> _Article_:
▼
コーポレートガバナンス

CORPORATE GOVERNANCE

December 15, 2021

RENOVA, Inc. Yosuke Kiminami, Founding CEO & Representative Director Contact: Governance & Compliance Department +81-3-3516-6260 http://www.renovainc.com/

The corporate governance of RENOVA, Inc. ("the Company") is described below.

I. Basic Views on Corporate Governance, Capital Structure, Corporate Profile, and Other Basic Information 1. Basic Views

The Company conducts business in line with its mission "To create green and sustainable energy systems for a better world" and its vision "To become Asia's renewable energy leader." The Company believes that to achieve these goals it is important to gain the trust of local communities, our customers, shareholders, employees, and all other stakeholders. To this end, we are strengthening and improving our corporate governance by building a legal compliance system, quick decision-making and operation system, and appropriate supervision and monitoring system.

[Reasons for Non-compliance with Principles of the Corporate Governance Code] Information is based on the Code after revision in June 2021.

aSupplementary principle 2.4.1 Ensuring diversity in the promotion to core human resources

  • The Company believes that all of its employees are core employees for realizing its corporate mission: "To create green and sustainable energy systems for a better world."
▲
> _What you need to do_:
[1] According to the corporate governance report, what is RENOVA, Inc.'s vision?
[2] Reproduce word for word the passage of the RENOVA governance report starting at "The Company conducts" and ending at "and monitoring system.".
[3] Write what comes next in the RENOVA corporate governance report, picking up after its last sentence.

> _Information given_:
▼
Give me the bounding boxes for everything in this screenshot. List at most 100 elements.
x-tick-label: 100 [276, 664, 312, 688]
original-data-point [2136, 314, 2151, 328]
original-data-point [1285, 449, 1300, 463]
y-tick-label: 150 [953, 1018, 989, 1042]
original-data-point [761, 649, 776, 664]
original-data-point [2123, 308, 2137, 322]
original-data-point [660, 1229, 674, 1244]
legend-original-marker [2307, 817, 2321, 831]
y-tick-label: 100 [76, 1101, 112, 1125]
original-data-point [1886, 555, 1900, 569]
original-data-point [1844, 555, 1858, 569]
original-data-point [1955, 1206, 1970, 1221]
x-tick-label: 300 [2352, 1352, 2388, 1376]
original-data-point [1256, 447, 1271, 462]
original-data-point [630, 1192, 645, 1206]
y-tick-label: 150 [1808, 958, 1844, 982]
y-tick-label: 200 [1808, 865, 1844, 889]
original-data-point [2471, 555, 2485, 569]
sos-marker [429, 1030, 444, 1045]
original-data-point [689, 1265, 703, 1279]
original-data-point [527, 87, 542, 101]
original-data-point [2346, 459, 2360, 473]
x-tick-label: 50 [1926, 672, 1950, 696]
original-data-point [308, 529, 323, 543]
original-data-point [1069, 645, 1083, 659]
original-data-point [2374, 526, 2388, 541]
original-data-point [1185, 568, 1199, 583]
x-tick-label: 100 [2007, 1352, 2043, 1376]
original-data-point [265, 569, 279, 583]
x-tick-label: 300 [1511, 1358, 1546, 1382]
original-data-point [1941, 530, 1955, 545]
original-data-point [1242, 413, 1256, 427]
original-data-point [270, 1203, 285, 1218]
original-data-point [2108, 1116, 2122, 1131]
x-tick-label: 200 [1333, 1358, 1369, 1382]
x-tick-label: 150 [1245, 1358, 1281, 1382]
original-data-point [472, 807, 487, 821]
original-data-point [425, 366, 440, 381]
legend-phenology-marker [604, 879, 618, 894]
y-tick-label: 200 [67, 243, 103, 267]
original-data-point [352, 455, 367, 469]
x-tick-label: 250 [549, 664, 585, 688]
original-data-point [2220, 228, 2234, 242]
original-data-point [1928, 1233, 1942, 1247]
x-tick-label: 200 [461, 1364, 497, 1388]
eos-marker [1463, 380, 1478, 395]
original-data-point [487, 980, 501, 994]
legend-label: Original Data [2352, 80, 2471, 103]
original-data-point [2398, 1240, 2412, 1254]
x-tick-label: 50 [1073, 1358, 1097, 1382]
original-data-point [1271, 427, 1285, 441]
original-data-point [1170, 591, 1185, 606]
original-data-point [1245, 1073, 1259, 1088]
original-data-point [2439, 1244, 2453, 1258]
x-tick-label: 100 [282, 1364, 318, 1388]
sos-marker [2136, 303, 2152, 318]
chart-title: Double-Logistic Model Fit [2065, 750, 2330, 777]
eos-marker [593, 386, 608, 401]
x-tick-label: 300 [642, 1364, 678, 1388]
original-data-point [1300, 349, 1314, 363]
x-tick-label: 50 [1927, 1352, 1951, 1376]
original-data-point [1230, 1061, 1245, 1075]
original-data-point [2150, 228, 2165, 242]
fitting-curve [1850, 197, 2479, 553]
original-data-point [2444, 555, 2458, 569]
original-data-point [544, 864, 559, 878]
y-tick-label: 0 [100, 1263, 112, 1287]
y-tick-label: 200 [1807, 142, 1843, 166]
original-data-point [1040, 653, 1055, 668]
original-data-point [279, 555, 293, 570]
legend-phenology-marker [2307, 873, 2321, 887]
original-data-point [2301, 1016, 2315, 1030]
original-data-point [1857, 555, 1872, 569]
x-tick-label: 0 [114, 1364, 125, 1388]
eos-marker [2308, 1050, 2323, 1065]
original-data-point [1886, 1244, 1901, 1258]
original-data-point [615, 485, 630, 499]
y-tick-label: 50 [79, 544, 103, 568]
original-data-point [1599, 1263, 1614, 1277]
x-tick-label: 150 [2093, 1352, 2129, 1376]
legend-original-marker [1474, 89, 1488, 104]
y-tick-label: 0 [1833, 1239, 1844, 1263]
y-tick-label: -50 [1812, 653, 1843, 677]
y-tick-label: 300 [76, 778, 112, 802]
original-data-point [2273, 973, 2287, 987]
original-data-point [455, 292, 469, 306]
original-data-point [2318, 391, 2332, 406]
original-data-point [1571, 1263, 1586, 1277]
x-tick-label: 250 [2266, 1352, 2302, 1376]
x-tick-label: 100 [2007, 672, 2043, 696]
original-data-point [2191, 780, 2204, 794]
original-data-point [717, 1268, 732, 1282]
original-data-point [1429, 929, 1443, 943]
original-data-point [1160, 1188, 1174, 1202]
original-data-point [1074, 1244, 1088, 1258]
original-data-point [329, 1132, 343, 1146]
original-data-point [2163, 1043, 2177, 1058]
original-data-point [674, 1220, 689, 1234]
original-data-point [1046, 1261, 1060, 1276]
▲
> _Per-task outputs_:
[1] "To become Asia's renewable energy leader."

[2]
The Company conducts business in line with its mission "To create green and sustainable energy systems for a better world" and its vision "To become Asia's renewable energy leader." The Company believes that to achieve these goals it is important to gain the trust of local communities, our customers, shareholders, employees, and all other stakeholders. To this end, we are strengthening and improving our corporate governance by building a legal compliance system, quick decision-making and operation system, and appropriate supervision and monitoring system.

[3]
  • Based on this assumption, the source of the Company's competitiveness is "each human resources ("individual") and "teams." The renewable energy business takes advantage of natural conditions and climates that differ from region to region. To harness such diverse natural conditions and climates for business purposes, the Company must incorporate diversity and have a high level of collective intelligence created by diversity. To this end, the Company has always promoted equality in its recruitment, evaluation and promotion of diverse employees, to harness the diversity of capable individuals with differing experiences, approaches and views, regardless of race, gender, age, nationality and other individual differences.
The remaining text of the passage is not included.